# [Reading passage]
────────────────────
Effect of BaO on the phase composition and properties of aluminates for Ba-W cathodes

Abstract

In this study, we prepared (4.8+x)BaO·CaO·2Al2O3 (0 ≤ x ≤ 1.6) aluminates by calcining the precursors under static air at 1500 °C for 120 min. The precursor powders were prepared using a liquid phase co-precipitation method. The effects of the molar content of BaO on the phase composition (before and after melting), melting properties, environmental stability, evaporation, and emission properties of the aluminates was investigated systematically The results showed that the phase of the aluminates completely transformed from Ba5CaAl4O12 to Ba3CaAl2O7 with an increase in the BaO content. After melting, the phase changed from Ba5CaAl4O12 to a mixed phase of Ba5CaAl4O12 and Ba3CaAl2O7. In the high-temperature molten state, the aluminates were in the ionic state, which generated a relatively low-energy Ba5CaAl4O12 phase during cooling crystallization. With every 0.4 mol increase in the BaO content, the initial melting temperature of the aluminates decreased by 10–20 °C, while the environmental stability deteriorated gradually. When the aluminates reacted with H2O and CO2 in the air, the original phase still existed and the characteristic peaks gradually broadened, but with the formation of Ca(OH)2, CaCO3, and BaCO3. At 1050 °C, with an increase in the BaO content, the evaporation rate of the Ba-W cathodes increased and the emission current density first increased and then decreased. The main components of the Ba-W cathode evaporation were Ba and BaO. At n(BaO):n(CaO):n(Al2O3) = 6:1:2, the Ba-W cathode showed the best emission performance, and its pulse emission current density at 1050 °C was as high as 35.31 A/cm2.
────────────────────
# [Given entries]
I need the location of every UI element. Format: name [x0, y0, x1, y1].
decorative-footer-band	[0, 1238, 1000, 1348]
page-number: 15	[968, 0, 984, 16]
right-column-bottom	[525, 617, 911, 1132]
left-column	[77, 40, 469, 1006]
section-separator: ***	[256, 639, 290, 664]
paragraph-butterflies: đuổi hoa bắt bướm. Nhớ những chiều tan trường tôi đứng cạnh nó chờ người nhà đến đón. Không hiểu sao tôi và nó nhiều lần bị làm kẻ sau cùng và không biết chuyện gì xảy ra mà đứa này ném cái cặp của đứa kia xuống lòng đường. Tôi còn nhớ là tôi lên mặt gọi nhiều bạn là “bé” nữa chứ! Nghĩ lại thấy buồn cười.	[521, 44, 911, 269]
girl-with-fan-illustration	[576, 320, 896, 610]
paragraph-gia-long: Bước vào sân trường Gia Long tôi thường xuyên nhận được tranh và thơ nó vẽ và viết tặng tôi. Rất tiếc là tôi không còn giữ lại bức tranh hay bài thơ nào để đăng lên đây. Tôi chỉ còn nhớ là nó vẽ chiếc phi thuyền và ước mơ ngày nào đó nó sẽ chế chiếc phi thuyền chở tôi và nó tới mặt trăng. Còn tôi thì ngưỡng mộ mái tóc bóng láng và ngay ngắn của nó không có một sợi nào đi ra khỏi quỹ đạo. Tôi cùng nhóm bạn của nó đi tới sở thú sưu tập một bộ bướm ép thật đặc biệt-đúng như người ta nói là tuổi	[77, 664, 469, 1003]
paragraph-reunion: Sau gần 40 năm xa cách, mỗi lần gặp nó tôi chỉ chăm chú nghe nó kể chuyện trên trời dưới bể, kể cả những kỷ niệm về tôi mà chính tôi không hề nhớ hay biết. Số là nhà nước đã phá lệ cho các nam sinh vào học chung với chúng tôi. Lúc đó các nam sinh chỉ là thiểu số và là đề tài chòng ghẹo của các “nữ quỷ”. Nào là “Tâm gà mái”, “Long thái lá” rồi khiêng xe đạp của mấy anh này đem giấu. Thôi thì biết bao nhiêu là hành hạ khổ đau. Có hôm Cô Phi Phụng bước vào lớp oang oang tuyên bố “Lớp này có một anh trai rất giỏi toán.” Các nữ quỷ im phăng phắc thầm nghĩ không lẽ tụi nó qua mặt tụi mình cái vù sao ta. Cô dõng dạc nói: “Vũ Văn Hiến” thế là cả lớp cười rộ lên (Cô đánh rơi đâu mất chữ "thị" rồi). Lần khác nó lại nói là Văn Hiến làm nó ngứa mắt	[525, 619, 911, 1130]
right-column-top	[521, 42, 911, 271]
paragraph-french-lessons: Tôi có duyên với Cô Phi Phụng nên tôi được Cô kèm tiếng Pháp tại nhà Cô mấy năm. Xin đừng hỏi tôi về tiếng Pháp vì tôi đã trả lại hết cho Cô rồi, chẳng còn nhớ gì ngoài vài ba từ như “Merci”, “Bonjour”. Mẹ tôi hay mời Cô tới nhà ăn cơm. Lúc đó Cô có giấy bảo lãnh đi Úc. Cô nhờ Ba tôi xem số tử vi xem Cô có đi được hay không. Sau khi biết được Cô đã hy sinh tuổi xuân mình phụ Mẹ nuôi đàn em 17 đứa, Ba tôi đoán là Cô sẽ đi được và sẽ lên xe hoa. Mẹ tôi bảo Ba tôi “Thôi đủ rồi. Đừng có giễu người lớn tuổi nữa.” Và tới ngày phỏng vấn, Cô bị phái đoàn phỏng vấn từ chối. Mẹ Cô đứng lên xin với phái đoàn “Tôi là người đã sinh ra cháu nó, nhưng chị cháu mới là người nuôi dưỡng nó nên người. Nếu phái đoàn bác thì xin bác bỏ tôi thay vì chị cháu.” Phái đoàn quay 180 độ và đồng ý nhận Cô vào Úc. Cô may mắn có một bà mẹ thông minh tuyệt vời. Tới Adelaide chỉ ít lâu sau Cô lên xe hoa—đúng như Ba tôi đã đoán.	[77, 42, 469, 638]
────────────────────
# [What is expected]
From the abstract on aluminates for Ba-W cathodes, list every property of the aluminates whose dependence on the molar content of BaO was investigated.

# [Solution for this exercise]
- Phase composition (before and after melting)
- Melting properties
- Environmental stability
- Evaporation
- Emission properties